[EXCERPT TO READ]

After a long career in the theater, Hilary Cohen has broken new ground for herself with a series of mystery novels. Using as her setting the remote Grenadine Islands of the southern Caribbean where she has sailed herself for decades, she has drawn on her adventures on the open seas and her deep knowledge of island life to create the backdrop. The first in the series, A Turquoise Grave, was published in 2023. She has brought back popular sailing sleuth Maggie Mullaley in the current sequel, A Coffin Full of Pineapples. Hilary has worked in the theater as an actor, director, and playwright for more than 40 years. She has also published widely, writing about the arts and travel for numerous professional journals, magazines, and blogs. She feels that her years of work in the theater, developing characters, building plots, using improvisation with troupes of actors, has been great training for novel writing. She is a passionate sailor and combines her love of storytelling, travel, and sailing in this new novel. Hilary lives in Ann Arbor, Michigan.
Although mystery writing is a recent addition to Hilary's range of artistic activity, the seeds for the series of sailboat mysteries were actually planted many years ago. For decades, Hilary and her husband, Michael, explored the remote waters of St. Vincent and the Grenadines in the southern Caribbean by sailboat, combing its bays, and coves, and villages, when it occurred to her what a perfect setting this tiny island chain would be for a mystery. An enthusiastic reader of mysteries, the destination of the far-flung islands offered much she admired in her favorites, exotic locations, adventures, an international gathering of interesting characters.

[/EXCERPT TO READ]

COMPLETE THE FOLLOWING ▸
- A) Using the author profile above, explain in one to three sentences why Hilary Cohen regards her theater career as good preparation for writing novels.
- B) Write the next part of the author profile of Hilary Cohen, starting after its final sentence.

[EXTRACTED RECORDS]

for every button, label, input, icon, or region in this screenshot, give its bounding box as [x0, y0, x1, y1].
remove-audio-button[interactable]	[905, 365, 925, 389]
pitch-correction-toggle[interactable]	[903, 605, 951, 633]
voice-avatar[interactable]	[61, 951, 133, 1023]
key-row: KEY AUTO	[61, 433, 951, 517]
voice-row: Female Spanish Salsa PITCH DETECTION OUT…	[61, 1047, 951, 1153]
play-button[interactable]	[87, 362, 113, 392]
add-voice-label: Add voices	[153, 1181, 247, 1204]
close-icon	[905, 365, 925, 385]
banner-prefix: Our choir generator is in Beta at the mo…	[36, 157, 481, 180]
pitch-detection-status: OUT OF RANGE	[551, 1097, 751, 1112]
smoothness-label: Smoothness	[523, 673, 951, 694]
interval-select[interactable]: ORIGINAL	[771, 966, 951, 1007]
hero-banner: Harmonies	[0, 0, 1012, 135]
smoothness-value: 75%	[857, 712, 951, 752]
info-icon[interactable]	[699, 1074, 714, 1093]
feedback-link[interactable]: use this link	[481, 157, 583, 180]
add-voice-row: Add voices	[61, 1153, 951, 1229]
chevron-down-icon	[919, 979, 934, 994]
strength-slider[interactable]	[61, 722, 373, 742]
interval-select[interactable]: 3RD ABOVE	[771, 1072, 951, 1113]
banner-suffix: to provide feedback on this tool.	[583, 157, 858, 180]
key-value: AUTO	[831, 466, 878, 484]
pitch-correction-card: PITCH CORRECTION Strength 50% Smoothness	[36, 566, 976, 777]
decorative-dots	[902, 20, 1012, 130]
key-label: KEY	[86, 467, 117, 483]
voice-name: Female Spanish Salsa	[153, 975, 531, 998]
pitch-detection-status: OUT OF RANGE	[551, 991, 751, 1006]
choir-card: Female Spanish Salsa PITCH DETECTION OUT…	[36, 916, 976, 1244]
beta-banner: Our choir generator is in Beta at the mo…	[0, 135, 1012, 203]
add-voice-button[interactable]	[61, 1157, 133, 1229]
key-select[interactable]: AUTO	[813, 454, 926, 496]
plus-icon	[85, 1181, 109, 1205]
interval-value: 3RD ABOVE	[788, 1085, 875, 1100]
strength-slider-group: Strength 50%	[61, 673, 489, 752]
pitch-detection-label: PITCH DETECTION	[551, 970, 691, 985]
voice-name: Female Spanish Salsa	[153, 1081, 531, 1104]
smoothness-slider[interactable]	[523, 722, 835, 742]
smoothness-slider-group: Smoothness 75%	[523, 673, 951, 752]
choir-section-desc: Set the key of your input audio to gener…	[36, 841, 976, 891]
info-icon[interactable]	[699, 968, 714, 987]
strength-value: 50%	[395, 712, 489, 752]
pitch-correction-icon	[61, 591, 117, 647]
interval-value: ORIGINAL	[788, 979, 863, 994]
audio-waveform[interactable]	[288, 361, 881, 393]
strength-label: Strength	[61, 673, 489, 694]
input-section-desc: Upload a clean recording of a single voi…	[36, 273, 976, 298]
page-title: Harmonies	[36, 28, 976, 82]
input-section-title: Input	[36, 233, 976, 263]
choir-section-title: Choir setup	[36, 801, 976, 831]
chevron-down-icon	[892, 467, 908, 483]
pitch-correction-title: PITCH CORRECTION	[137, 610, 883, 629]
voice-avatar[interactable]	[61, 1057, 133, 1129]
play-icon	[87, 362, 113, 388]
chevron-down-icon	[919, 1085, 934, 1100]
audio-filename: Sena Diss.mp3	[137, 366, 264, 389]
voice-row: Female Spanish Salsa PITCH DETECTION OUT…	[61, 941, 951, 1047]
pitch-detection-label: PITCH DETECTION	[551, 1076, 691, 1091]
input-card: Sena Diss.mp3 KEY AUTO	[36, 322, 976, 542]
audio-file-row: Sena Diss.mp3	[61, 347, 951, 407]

[/EXTRACTED RECORDS]

RESPONSES ▸
- A) In the theater she spent years developing characters, building plots, and improvising with troupes of actors. She feels that this work was great training for novel writing.

- B)
Speaking of which, not only has Hilary made numerous sailing trips in the Grenadines, 18 at last count, but she has also crisscrossed the Mediterranean back and forth between Turkey and Greece in an old, banged-up charter boat practically held together with duct tape, and sailed the Pacific from Tahiti to Hawaii in a 60-foot former round-the-world racer.
Though she knew she could make use of her sailing experiences for this project as well as the reservoir of personal knowledge she had gained from her years of onshore visits in the Caribbean, she also realized the important role research would play. With her network of contacts built over the decades of visits, she was able to interview dozens of people: shopkeepers, bar and restaurant proprietors, taxi drivers, faith and holistic healers, market vendors, police detectives, innkeepers, lawyers. She studied the legal and political systems, court documents, and the unfolding political environment for building the new airport as well as its international political ramifications. She received permission to visit and was guided through several of the capital of St. Vincent's key buildings: the Milton Cato Hospital, the High Court, the office of the Chief of Police, the city jail - the morgue.